:: DO THIS ::
Write out, word for word, every line from the one containing "What's the underlying" through the last line of the records below, both ends included.
======== INPUT DATA
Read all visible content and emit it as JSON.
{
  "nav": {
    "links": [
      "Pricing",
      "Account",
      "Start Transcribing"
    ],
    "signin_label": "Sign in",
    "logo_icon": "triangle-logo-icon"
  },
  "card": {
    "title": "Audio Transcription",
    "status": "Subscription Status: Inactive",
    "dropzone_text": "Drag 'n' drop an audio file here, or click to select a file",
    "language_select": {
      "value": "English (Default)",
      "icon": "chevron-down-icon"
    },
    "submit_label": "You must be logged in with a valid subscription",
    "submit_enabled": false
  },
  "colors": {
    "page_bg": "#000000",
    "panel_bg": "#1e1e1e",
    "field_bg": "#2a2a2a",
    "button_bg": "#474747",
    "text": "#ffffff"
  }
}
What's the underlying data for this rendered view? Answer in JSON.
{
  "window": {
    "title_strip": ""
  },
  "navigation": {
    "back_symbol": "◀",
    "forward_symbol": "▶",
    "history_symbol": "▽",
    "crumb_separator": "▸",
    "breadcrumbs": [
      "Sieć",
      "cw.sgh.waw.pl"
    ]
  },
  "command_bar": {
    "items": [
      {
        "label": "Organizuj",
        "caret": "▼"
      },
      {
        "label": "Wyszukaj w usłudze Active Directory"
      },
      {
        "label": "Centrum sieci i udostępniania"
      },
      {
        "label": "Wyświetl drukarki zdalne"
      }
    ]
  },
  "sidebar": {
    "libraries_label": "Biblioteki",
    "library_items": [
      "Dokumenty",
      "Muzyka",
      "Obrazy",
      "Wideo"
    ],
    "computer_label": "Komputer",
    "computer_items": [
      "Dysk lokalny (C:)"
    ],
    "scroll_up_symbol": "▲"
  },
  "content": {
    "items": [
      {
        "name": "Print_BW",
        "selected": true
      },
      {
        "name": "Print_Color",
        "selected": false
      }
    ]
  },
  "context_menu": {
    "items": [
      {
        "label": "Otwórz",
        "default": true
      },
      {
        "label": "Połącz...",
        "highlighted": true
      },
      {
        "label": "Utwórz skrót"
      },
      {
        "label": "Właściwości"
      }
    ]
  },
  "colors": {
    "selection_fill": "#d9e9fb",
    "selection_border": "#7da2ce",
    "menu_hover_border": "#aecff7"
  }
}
================
:: WRITTEN RESPONSE ::
What's the underlying data for this rendered view? Answer in JSON.
{
  "window": {
    "title_strip": ""
  },
  "navigation": {
    "back_symbol": "◀",
    "forward_symbol": "▶",
    "history_symbol": "▽",
    "crumb_separator": "▸",
    "breadcrumbs": [
      "Sieć",
      "cw.sgh.waw.pl"
    ]
  },
  "command_bar": {
    "items": [
      {
        "label": "Organizuj",
        "caret": "▼"
      },
      {
        "label": "Wyszukaj w usłudze Active Directory"
      },
      {
        "label": "Centrum sieci i udostępniania"
      },
      {
        "label": "Wyświetl drukarki zdalne"
      }
    ]
  },
  "sidebar": {
    "libraries_label": "Biblioteki",
    "library_items": [
      "Dokumenty",
      "Muzyka",
      "Obrazy",
      "Wideo"
    ],
    "computer_label": "Komputer",
    "computer_items": [
      "Dysk lokalny (C:)"
    ],
    "scroll_up_symbol": "▲"
  },
  "content": {
    "items": [
      {
        "name": "Print_BW",
        "selected": true
      },
      {
        "name": "Print_Color",
        "selected": false
      }
    ]
  },
  "context_menu": {
    "items": [
      {
        "label": "Otwórz",
        "default": true
      },
      {
        "label": "Połącz...",
        "highlighted": true
      },
      {
        "label": "Utwórz skrót"
      },
      {
        "label": "Właściwości"
      }
    ]
  },
  "colors": {
    "selection_fill": "#d9e9fb",
    "selection_border": "#7da2ce",
    "menu_hover_border": "#aecff7"
  }
}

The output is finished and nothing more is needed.